**** GIVEN INFORMATION ****

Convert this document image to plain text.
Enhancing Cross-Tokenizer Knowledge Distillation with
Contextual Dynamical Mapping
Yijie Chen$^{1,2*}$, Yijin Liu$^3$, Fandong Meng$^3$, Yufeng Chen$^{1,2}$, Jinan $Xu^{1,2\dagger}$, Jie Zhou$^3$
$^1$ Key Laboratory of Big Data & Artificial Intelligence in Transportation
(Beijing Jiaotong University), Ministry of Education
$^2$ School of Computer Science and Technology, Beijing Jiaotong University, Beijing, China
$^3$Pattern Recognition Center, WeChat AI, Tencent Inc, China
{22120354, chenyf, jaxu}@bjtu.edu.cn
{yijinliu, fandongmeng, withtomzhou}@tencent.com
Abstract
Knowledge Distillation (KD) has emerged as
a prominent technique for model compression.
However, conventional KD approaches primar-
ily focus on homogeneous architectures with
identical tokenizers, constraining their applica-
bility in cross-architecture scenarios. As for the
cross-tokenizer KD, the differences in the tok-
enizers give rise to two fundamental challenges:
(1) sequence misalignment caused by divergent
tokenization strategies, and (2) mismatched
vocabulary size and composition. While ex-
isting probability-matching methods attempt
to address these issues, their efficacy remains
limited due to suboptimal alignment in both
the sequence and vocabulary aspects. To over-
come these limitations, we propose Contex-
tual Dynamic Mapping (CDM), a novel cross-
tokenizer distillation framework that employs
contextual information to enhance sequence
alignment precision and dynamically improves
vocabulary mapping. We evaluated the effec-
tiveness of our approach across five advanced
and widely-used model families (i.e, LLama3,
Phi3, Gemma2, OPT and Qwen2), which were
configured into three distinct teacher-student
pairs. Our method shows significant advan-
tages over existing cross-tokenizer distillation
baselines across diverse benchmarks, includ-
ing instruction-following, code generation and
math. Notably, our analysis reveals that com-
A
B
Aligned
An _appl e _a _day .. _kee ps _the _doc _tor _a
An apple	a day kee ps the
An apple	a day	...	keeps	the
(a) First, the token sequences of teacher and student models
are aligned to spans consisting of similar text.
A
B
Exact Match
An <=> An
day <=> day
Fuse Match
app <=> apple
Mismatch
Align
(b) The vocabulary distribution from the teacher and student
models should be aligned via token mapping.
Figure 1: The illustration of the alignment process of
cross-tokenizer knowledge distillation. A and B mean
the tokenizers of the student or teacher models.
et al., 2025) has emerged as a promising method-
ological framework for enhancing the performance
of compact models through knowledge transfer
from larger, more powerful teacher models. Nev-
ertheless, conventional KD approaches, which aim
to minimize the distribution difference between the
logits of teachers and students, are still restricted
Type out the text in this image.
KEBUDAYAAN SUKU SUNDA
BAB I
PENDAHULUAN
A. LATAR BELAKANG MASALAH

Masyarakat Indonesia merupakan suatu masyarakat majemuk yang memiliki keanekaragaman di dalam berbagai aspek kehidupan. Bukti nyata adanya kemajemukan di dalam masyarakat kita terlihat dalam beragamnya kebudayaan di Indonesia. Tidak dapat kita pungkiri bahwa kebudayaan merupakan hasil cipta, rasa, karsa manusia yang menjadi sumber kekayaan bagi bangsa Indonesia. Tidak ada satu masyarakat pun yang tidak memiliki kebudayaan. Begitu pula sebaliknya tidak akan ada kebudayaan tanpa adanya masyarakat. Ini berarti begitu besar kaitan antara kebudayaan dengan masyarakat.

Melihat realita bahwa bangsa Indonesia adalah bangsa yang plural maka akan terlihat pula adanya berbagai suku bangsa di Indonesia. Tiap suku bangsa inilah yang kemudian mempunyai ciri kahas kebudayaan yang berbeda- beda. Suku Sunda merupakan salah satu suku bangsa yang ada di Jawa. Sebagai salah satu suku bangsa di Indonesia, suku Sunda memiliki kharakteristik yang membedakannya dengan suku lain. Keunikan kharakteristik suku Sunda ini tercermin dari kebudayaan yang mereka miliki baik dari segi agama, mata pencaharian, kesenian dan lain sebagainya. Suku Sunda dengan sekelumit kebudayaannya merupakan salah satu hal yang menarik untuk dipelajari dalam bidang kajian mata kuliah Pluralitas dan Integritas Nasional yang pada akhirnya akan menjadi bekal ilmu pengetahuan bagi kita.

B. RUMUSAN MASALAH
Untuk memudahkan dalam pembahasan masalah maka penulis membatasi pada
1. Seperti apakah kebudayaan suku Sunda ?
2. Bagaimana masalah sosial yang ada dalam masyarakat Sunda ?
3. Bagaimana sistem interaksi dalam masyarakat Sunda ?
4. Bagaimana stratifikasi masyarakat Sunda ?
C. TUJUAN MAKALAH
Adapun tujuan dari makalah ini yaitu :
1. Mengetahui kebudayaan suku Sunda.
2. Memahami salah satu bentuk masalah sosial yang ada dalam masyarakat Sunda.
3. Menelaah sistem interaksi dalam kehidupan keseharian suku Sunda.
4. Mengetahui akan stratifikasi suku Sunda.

****

EXERCISE TASK
Return the material in full, exactly as shown.

RESPONSE TO THE EXERCISE
Convert this document image to plain text.
Enhancing Cross-Tokenizer Knowledge Distillation with
Contextual Dynamical Mapping
Yijie Chen$^{1,2*}$, Yijin Liu$^3$, Fandong Meng$^3$, Yufeng Chen$^{1,2}$, Jinan $Xu^{1,2\dagger}$, Jie Zhou$^3$
$^1$ Key Laboratory of Big Data & Artificial Intelligence in Transportation
(Beijing Jiaotong University), Ministry of Education
$^2$ School of Computer Science and Technology, Beijing Jiaotong University, Beijing, China
$^3$Pattern Recognition Center, WeChat AI, Tencent Inc, China
{22120354, chenyf, jaxu}@bjtu.edu.cn
{yijinliu, fandongmeng, withtomzhou}@tencent.com
Abstract
Knowledge Distillation (KD) has emerged as
a prominent technique for model compression.
However, conventional KD approaches primar-
ily focus on homogeneous architectures with
identical tokenizers, constraining their applica-
bility in cross-architecture scenarios. As for the
cross-tokenizer KD, the differences in the tok-
enizers give rise to two fundamental challenges:
(1) sequence misalignment caused by divergent
tokenization strategies, and (2) mismatched
vocabulary size and composition. While ex-
isting probability-matching methods attempt
to address these issues, their efficacy remains
limited due to suboptimal alignment in both
the sequence and vocabulary aspects. To over-
come these limitations, we propose Contex-
tual Dynamic Mapping (CDM), a novel cross-
tokenizer distillation framework that employs
contextual information to enhance sequence
alignment precision and dynamically improves
vocabulary mapping. We evaluated the effec-
tiveness of our approach across five advanced
and widely-used model families (i.e, LLama3,
Phi3, Gemma2, OPT and Qwen2), which were
configured into three distinct teacher-student
pairs. Our method shows significant advan-
tages over existing cross-tokenizer distillation
baselines across diverse benchmarks, includ-
ing instruction-following, code generation and
math. Notably, our analysis reveals that com-
A
B
Aligned
An _appl e _a _day .. _kee ps _the _doc _tor _a
An apple	a day kee ps the
An apple	a day	...	keeps	the
(a) First, the token sequences of teacher and student models
are aligned to spans consisting of similar text.
A
B
Exact Match
An <=> An
day <=> day
Fuse Match
app <=> apple
Mismatch
Align
(b) The vocabulary distribution from the teacher and student
models should be aligned via token mapping.
Figure 1: The illustration of the alignment process of
cross-tokenizer knowledge distillation. A and B mean
the tokenizers of the student or teacher models.
et al., 2025) has emerged as a promising method-
ological framework for enhancing the performance
of compact models through knowledge transfer
from larger, more powerful teacher models. Nev-
ertheless, conventional KD approaches, which aim
to minimize the distribution difference between the
logits of teachers and students, are still restricted
Type out the text in this image.
KEBUDAYAAN SUKU SUNDA
BAB I
PENDAHULUAN
A. LATAR BELAKANG MASALAH

Masyarakat Indonesia merupakan suatu masyarakat majemuk yang memiliki keanekaragaman di dalam berbagai aspek kehidupan. Bukti nyata adanya kemajemukan di dalam masyarakat kita terlihat dalam beragamnya kebudayaan di Indonesia. Tidak dapat kita pungkiri bahwa kebudayaan merupakan hasil cipta, rasa, karsa manusia yang menjadi sumber kekayaan bagi bangsa Indonesia. Tidak ada satu masyarakat pun yang tidak memiliki kebudayaan. Begitu pula sebaliknya tidak akan ada kebudayaan tanpa adanya masyarakat. Ini berarti begitu besar kaitan antara kebudayaan dengan masyarakat.

Melihat realita bahwa bangsa Indonesia adalah bangsa yang plural maka akan terlihat pula adanya berbagai suku bangsa di Indonesia. Tiap suku bangsa inilah yang kemudian mempunyai ciri kahas kebudayaan yang berbeda- beda. Suku Sunda merupakan salah satu suku bangsa yang ada di Jawa. Sebagai salah satu suku bangsa di Indonesia, suku Sunda memiliki kharakteristik yang membedakannya dengan suku lain. Keunikan kharakteristik suku Sunda ini tercermin dari kebudayaan yang mereka miliki baik dari segi agama, mata pencaharian, kesenian dan lain sebagainya. Suku Sunda dengan sekelumit kebudayaannya merupakan salah satu hal yang menarik untuk dipelajari dalam bidang kajian mata kuliah Pluralitas dan Integritas Nasional yang pada akhirnya akan menjadi bekal ilmu pengetahuan bagi kita.

B. RUMUSAN MASALAH
Untuk memudahkan dalam pembahasan masalah maka penulis membatasi pada
1. Seperti apakah kebudayaan suku Sunda ?
2. Bagaimana masalah sosial yang ada dalam masyarakat Sunda ?
3. Bagaimana sistem interaksi dalam masyarakat Sunda ?
4. Bagaimana stratifikasi masyarakat Sunda ?
C. TUJUAN MAKALAH
Adapun tujuan dari makalah ini yaitu :
1. Mengetahui kebudayaan suku Sunda.
2. Memahami salah satu bentuk masalah sosial yang ada dalam masyarakat Sunda.
3. Menelaah sistem interaksi dalam kehidupan keseharian suku Sunda.
4. Mengetahui akan stratifikasi suku Sunda.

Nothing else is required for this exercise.